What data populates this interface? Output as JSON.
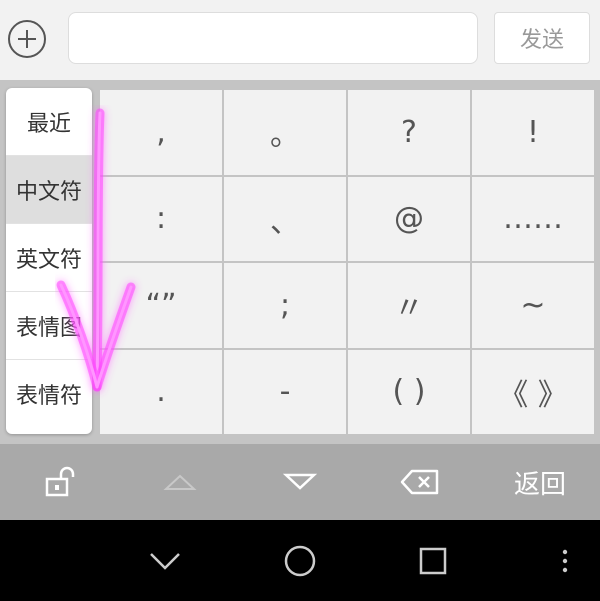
{
  "top_bar": {
    "plus_icon": "plus-circle-icon",
    "message_input": {
      "value": "",
      "placeholder": ""
    },
    "send_label": "发送"
  },
  "categories": [
    {
      "label": "最近",
      "active": false
    },
    {
      "label": "中文符",
      "active": true
    },
    {
      "label": "英文符",
      "active": false
    },
    {
      "label": "表情图",
      "active": false
    },
    {
      "label": "表情符",
      "active": false
    }
  ],
  "symbols": [
    ",",
    "。",
    "?",
    "!",
    ":",
    "、",
    "@",
    "……",
    "“”",
    ";",
    "〃",
    "~",
    ".",
    "-",
    "( )",
    "《 》"
  ],
  "function_bar": {
    "lock_icon": "unlock-icon",
    "up_icon": "triangle-up-icon",
    "down_icon": "triangle-down-icon",
    "backspace_icon": "backspace-icon",
    "return_label": "返回"
  },
  "nav_bar": {
    "icons": [
      "chevron-down-icon",
      "home-circle-icon",
      "square-recents-icon",
      "more-vertical-icon"
    ]
  },
  "colors": {
    "arrow_glow": "#ff40ff",
    "function_bar": "#a9a9a9",
    "keyboard_bg": "#c4c4c4"
  }
}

-- What this task involves --
All of the lines above should be printed exactly, minus the pictures.

-- Solution to the problem --
What data populates this interface? Output as JSON.
{
  "top_bar": {
    "plus_icon": "plus-circle-icon",
    "message_input": {
      "value": "",
      "placeholder": ""
    },
    "send_label": "发送"
  },
  "categories": [
    {
      "label": "最近",
      "active": false
    },
    {
      "label": "中文符",
      "active": true
    },
    {
      "label": "英文符",
      "active": false
    },
    {
      "label": "表情图",
      "active": false
    },
    {
      "label": "表情符",
      "active": false
    }
  ],
  "symbols": [
    ",",
    "。",
    "?",
    "!",
    ":",
    "、",
    "@",
    "……",
    "“”",
    ";",
    "〃",
    "~",
    ".",
    "-",
    "( )",
    "《 》"
  ],
  "function_bar": {
    "lock_icon": "unlock-icon",
    "up_icon": "triangle-up-icon",
    "down_icon": "triangle-down-icon",
    "backspace_icon": "backspace-icon",
    "return_label": "返回"
  },
  "nav_bar": {
    "icons": [
      "chevron-down-icon",
      "home-circle-icon",
      "square-recents-icon",
      "more-vertical-icon"
    ]
  },
  "colors": {
    "arrow_glow": "#ff40ff",
    "function_bar": "#a9a9a9",
    "keyboard_bg": "#c4c4c4"
  }
}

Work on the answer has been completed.